**** Input rows

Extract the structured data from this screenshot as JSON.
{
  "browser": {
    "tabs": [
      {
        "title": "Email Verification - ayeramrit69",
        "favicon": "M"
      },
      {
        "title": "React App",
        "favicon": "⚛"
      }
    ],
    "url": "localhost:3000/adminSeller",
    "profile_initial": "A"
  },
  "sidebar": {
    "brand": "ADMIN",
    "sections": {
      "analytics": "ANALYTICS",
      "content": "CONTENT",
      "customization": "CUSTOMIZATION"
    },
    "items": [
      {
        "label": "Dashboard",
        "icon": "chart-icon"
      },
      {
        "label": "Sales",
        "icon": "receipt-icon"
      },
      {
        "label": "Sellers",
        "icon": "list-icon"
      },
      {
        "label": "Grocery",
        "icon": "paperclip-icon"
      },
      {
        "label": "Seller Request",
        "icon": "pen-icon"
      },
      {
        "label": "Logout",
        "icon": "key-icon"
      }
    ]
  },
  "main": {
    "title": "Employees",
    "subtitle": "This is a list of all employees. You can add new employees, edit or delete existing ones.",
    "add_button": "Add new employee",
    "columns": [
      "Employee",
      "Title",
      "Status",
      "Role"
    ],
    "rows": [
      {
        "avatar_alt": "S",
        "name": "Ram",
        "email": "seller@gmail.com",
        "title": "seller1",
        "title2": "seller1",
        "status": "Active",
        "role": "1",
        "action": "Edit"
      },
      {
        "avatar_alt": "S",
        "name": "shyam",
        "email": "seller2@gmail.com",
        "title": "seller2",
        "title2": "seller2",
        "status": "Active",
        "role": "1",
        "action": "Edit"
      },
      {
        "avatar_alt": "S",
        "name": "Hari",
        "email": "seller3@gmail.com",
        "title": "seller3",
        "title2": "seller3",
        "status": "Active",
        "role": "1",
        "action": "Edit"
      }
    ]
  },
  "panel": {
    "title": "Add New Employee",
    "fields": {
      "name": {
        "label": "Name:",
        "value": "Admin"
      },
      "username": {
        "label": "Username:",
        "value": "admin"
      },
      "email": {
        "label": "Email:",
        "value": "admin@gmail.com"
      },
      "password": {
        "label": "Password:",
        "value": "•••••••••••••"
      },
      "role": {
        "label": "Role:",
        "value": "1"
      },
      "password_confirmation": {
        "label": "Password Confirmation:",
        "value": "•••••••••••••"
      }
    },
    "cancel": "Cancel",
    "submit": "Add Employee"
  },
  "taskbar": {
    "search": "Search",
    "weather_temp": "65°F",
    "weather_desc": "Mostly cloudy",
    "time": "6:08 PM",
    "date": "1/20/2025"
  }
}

********

*The request*.
All of the entries must be quoted exactly; please include each one.

*Expected answer*.
Extract the structured data from this screenshot as JSON.
{
  "browser": {
    "tabs": [
      {
        "title": "Email Verification - ayeramrit69",
        "favicon": "M"
      },
      {
        "title": "React App",
        "favicon": "⚛"
      }
    ],
    "url": "localhost:3000/adminSeller",
    "profile_initial": "A"
  },
  "sidebar": {
    "brand": "ADMIN",
    "sections": {
      "analytics": "ANALYTICS",
      "content": "CONTENT",
      "customization": "CUSTOMIZATION"
    },
    "items": [
      {
        "label": "Dashboard",
        "icon": "chart-icon"
      },
      {
        "label": "Sales",
        "icon": "receipt-icon"
      },
      {
        "label": "Sellers",
        "icon": "list-icon"
      },
      {
        "label": "Grocery",
        "icon": "paperclip-icon"
      },
      {
        "label": "Seller Request",
        "icon": "pen-icon"
      },
      {
        "label": "Logout",
        "icon": "key-icon"
      }
    ]
  },
  "main": {
    "title": "Employees",
    "subtitle": "This is a list of all employees. You can add new employees, edit or delete existing ones.",
    "add_button": "Add new employee",
    "columns": [
      "Employee",
      "Title",
      "Status",
      "Role"
    ],
    "rows": [
      {
        "avatar_alt": "S",
        "name": "Ram",
        "email": "seller@gmail.com",
        "title": "seller1",
        "title2": "seller1",
        "status": "Active",
        "role": "1",
        "action": "Edit"
      },
      {
        "avatar_alt": "S",
        "name": "shyam",
        "email": "seller2@gmail.com",
        "title": "seller2",
        "title2": "seller2",
        "status": "Active",
        "role": "1",
        "action": "Edit"
      },
      {
        "avatar_alt": "S",
        "name": "Hari",
        "email": "seller3@gmail.com",
        "title": "seller3",
        "title2": "seller3",
        "status": "Active",
        "role": "1",
        "action": "Edit"
      }
    ]
  },
  "panel": {
    "title": "Add New Employee",
    "fields": {
      "name": {
        "label": "Name:",
        "value": "Admin"
      },
      "username": {
        "label": "Username:",
        "value": "admin"
      },
      "email": {
        "label": "Email:",
        "value": "admin@gmail.com"
      },
      "password": {
        "label": "Password:",
        "value": "•••••••••••••"
      },
      "role": {
        "label": "Role:",
        "value": "1"
      },
      "password_confirmation": {
        "label": "Password Confirmation:",
        "value": "•••••••••••••"
      }
    },
    "cancel": "Cancel",
    "submit": "Add Employee"
  },
  "taskbar": {
    "search": "Search",
    "weather_temp": "65°F",
    "weather_desc": "Mostly cloudy",
    "time": "6:08 PM",
    "date": "1/20/2025"
  }
}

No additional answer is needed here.